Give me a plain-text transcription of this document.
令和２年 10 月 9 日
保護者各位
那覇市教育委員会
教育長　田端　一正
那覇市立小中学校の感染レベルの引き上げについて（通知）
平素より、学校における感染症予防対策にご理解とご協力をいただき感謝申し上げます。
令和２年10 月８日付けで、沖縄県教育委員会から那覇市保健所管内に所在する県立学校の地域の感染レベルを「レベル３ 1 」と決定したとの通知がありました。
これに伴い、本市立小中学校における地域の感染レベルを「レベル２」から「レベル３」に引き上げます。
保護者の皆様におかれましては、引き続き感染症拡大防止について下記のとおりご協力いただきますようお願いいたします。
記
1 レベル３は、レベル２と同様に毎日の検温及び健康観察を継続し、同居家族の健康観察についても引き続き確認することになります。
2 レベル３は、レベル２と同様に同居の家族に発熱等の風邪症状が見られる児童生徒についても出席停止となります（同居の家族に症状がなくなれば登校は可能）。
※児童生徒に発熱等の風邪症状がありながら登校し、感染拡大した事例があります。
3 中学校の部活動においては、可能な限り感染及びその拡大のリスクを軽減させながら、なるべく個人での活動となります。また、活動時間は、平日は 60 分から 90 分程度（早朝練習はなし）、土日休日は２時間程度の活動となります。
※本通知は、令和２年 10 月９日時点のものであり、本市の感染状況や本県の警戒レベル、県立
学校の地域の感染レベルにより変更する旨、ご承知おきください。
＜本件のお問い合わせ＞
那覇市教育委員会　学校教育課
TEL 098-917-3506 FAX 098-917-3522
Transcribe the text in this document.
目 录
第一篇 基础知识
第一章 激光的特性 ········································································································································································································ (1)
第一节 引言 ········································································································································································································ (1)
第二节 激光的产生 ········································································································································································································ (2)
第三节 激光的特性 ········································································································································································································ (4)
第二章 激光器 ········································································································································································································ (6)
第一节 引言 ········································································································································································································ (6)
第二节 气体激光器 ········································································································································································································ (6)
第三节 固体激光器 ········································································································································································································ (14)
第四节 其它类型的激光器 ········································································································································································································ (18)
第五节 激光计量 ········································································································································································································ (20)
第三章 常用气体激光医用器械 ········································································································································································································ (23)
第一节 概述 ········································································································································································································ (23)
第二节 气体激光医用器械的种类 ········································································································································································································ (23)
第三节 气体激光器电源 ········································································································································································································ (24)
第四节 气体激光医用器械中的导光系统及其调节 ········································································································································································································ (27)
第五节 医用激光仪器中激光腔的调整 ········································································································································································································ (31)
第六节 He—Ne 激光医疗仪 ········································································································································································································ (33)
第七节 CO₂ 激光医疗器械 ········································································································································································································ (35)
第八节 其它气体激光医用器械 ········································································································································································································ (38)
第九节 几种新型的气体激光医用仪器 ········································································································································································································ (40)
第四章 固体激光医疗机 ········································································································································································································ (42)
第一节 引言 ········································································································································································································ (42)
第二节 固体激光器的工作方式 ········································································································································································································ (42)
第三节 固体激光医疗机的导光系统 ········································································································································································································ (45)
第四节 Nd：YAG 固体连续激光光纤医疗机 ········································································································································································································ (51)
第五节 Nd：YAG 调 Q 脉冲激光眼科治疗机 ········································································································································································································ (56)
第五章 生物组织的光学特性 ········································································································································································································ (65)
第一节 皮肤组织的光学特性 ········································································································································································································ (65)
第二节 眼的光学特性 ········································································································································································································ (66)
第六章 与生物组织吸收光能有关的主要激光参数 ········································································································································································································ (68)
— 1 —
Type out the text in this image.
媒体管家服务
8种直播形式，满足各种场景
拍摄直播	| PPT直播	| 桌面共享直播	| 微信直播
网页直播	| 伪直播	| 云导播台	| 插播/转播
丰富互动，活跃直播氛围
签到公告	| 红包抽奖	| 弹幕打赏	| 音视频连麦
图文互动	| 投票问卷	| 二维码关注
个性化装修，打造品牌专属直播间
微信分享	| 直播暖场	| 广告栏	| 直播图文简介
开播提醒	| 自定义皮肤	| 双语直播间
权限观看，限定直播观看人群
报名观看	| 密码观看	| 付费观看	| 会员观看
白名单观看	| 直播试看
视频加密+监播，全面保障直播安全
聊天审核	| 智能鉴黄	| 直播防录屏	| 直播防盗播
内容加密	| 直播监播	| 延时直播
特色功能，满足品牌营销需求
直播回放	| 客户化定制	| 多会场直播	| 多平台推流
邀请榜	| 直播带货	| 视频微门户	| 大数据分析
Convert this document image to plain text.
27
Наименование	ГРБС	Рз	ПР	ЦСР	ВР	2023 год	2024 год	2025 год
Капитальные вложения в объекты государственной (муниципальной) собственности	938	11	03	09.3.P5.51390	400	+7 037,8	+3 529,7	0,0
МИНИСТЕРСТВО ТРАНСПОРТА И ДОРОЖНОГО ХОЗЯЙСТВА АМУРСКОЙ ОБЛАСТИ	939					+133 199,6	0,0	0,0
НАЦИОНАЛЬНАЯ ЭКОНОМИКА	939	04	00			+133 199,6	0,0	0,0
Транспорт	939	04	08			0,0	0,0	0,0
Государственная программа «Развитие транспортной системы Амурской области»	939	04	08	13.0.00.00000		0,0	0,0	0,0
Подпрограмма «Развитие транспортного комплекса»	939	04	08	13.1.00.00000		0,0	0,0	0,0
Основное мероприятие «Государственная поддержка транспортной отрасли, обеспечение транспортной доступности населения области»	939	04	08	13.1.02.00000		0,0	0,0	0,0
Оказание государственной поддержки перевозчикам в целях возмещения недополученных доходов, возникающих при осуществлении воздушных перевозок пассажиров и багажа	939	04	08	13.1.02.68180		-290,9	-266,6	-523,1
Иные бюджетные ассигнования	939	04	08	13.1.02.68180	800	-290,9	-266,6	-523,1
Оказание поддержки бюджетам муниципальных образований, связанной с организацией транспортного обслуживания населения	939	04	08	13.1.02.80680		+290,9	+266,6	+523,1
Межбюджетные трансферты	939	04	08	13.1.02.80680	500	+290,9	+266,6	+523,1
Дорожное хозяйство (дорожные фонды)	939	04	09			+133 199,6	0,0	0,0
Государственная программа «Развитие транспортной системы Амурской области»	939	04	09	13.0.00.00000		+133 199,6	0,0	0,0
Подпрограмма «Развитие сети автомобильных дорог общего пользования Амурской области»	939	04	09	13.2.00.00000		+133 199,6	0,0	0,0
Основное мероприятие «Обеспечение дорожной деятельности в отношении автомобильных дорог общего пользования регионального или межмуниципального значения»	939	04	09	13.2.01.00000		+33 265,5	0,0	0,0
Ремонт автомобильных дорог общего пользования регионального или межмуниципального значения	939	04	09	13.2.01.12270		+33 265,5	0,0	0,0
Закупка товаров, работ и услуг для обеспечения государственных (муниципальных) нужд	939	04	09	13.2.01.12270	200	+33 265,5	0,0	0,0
# # # # # # #
## [To do]
Transcribe each entry exactly.

## [Exercise result]
Give me a plain-text transcription of this document.
令和２年 10 月 9 日
保護者各位
那覇市教育委員会
教育長　田端　一正
那覇市立小中学校の感染レベルの引き上げについて（通知）
平素より、学校における感染症予防対策にご理解とご協力をいただき感謝申し上げます。
令和２年10 月８日付けで、沖縄県教育委員会から那覇市保健所管内に所在する県立学校の地域の感染レベルを「レベル３ 1 」と決定したとの通知がありました。
これに伴い、本市立小中学校における地域の感染レベルを「レベル２」から「レベル３」に引き上げます。
保護者の皆様におかれましては、引き続き感染症拡大防止について下記のとおりご協力いただきますようお願いいたします。
記
1 レベル３は、レベル２と同様に毎日の検温及び健康観察を継続し、同居家族の健康観察についても引き続き確認することになります。
2 レベル３は、レベル２と同様に同居の家族に発熱等の風邪症状が見られる児童生徒についても出席停止となります（同居の家族に症状がなくなれば登校は可能）。
※児童生徒に発熱等の風邪症状がありながら登校し、感染拡大した事例があります。
3 中学校の部活動においては、可能な限り感染及びその拡大のリスクを軽減させながら、なるべく個人での活動となります。また、活動時間は、平日は 60 分から 90 分程度（早朝練習はなし）、土日休日は２時間程度の活動となります。
※本通知は、令和２年 10 月９日時点のものであり、本市の感染状況や本県の警戒レベル、県立
学校の地域の感染レベルにより変更する旨、ご承知おきください。
＜本件のお問い合わせ＞
那覇市教育委員会　学校教育課
TEL 098-917-3506 FAX 098-917-3522
Transcribe the text in this document.
目 录
第一篇 基础知识
第一章 激光的特性 ········································································································································································································ (1)
第一节 引言 ········································································································································································································ (1)
第二节 激光的产生 ········································································································································································································ (2)
第三节 激光的特性 ········································································································································································································ (4)
第二章 激光器 ········································································································································································································ (6)
第一节 引言 ········································································································································································································ (6)
第二节 气体激光器 ········································································································································································································ (6)
第三节 固体激光器 ········································································································································································································ (14)
第四节 其它类型的激光器 ········································································································································································································ (18)
第五节 激光计量 ········································································································································································································ (20)
第三章 常用气体激光医用器械 ········································································································································································································ (23)
第一节 概述 ········································································································································································································ (23)
第二节 气体激光医用器械的种类 ········································································································································································································ (23)
第三节 气体激光器电源 ········································································································································································································ (24)
第四节 气体激光医用器械中的导光系统及其调节 ········································································································································································································ (27)
第五节 医用激光仪器中激光腔的调整 ········································································································································································································ (31)
第六节 He—Ne 激光医疗仪 ········································································································································································································ (33)
第七节 CO₂ 激光医疗器械 ········································································································································································································ (35)
第八节 其它气体激光医用器械 ········································································································································································································ (38)
第九节 几种新型的气体激光医用仪器 ········································································································································································································ (40)
第四章 固体激光医疗机 ········································································································································································································ (42)
第一节 引言 ········································································································································································································ (42)
第二节 固体激光器的工作方式 ········································································································································································································ (42)
第三节 固体激光医疗机的导光系统 ········································································································································································································ (45)
第四节 Nd：YAG 固体连续激光光纤医疗机 ········································································································································································································ (51)
第五节 Nd：YAG 调 Q 脉冲激光眼科治疗机 ········································································································································································································ (56)
第五章 生物组织的光学特性 ········································································································································································································ (65)
第一节 皮肤组织的光学特性 ········································································································································································································ (65)
第二节 眼的光学特性 ········································································································································································································ (66)
第六章 与生物组织吸收光能有关的主要激光参数 ········································································································································································································ (68)
— 1 —
Type out the text in this image.
媒体管家服务
8种直播形式，满足各种场景
拍摄直播	| PPT直播	| 桌面共享直播	| 微信直播
网页直播	| 伪直播	| 云导播台	| 插播/转播
丰富互动，活跃直播氛围
签到公告	| 红包抽奖	| 弹幕打赏	| 音视频连麦
图文互动	| 投票问卷	| 二维码关注
个性化装修，打造品牌专属直播间
微信分享	| 直播暖场	| 广告栏	| 直播图文简介
开播提醒	| 自定义皮肤	| 双语直播间
权限观看，限定直播观看人群
报名观看	| 密码观看	| 付费观看	| 会员观看
白名单观看	| 直播试看
视频加密+监播，全面保障直播安全
聊天审核	| 智能鉴黄	| 直播防录屏	| 直播防盗播
内容加密	| 直播监播	| 延时直播
特色功能，满足品牌营销需求
直播回放	| 客户化定制	| 多会场直播	| 多平台推流
邀请榜	| 直播带货	| 视频微门户	| 大数据分析
Convert this document image to plain text.
27
Наименование	ГРБС	Рз	ПР	ЦСР	ВР	2023 год	2024 год	2025 год
Капитальные вложения в объекты государственной (муниципальной) собственности	938	11	03	09.3.P5.51390	400	+7 037,8	+3 529,7	0,0
МИНИСТЕРСТВО ТРАНСПОРТА И ДОРОЖНОГО ХОЗЯЙСТВА АМУРСКОЙ ОБЛАСТИ	939					+133 199,6	0,0	0,0
НАЦИОНАЛЬНАЯ ЭКОНОМИКА	939	04	00			+133 199,6	0,0	0,0
Транспорт	939	04	08			0,0	0,0	0,0
Государственная программа «Развитие транспортной системы Амурской области»	939	04	08	13.0.00.00000		0,0	0,0	0,0
Подпрограмма «Развитие транспортного комплекса»	939	04	08	13.1.00.00000		0,0	0,0	0,0
Основное мероприятие «Государственная поддержка транспортной отрасли, обеспечение транспортной доступности населения области»	939	04	08	13.1.02.00000		0,0	0,0	0,0
Оказание государственной поддержки перевозчикам в целях возмещения недополученных доходов, возникающих при осуществлении воздушных перевозок пассажиров и багажа	939	04	08	13.1.02.68180		-290,9	-266,6	-523,1
Иные бюджетные ассигнования	939	04	08	13.1.02.68180	800	-290,9	-266,6	-523,1
Оказание поддержки бюджетам муниципальных образований, связанной с организацией транспортного обслуживания населения	939	04	08	13.1.02.80680		+290,9	+266,6	+523,1
Межбюджетные трансферты	939	04	08	13.1.02.80680	500	+290,9	+266,6	+523,1
Дорожное хозяйство (дорожные фонды)	939	04	09			+133 199,6	0,0	0,0
Государственная программа «Развитие транспортной системы Амурской области»	939	04	09	13.0.00.00000		+133 199,6	0,0	0,0
Подпрограмма «Развитие сети автомобильных дорог общего пользования Амурской области»	939	04	09	13.2.00.00000		+133 199,6	0,0	0,0
Основное мероприятие «Обеспечение дорожной деятельности в отношении автомобильных дорог общего пользования регионального или межмуниципального значения»	939	04	09	13.2.01.00000		+33 265,5	0,0	0,0
Ремонт автомобильных дорог общего пользования регионального или межмуниципального значения	939	04	09	13.2.01.12270		+33 265,5	0,0	0,0
Закупка товаров, работ и услуг для обеспечения государственных (муниципальных) нужд	939	04	09	13.2.01.12270	200	+33 265,5	0,0	0,0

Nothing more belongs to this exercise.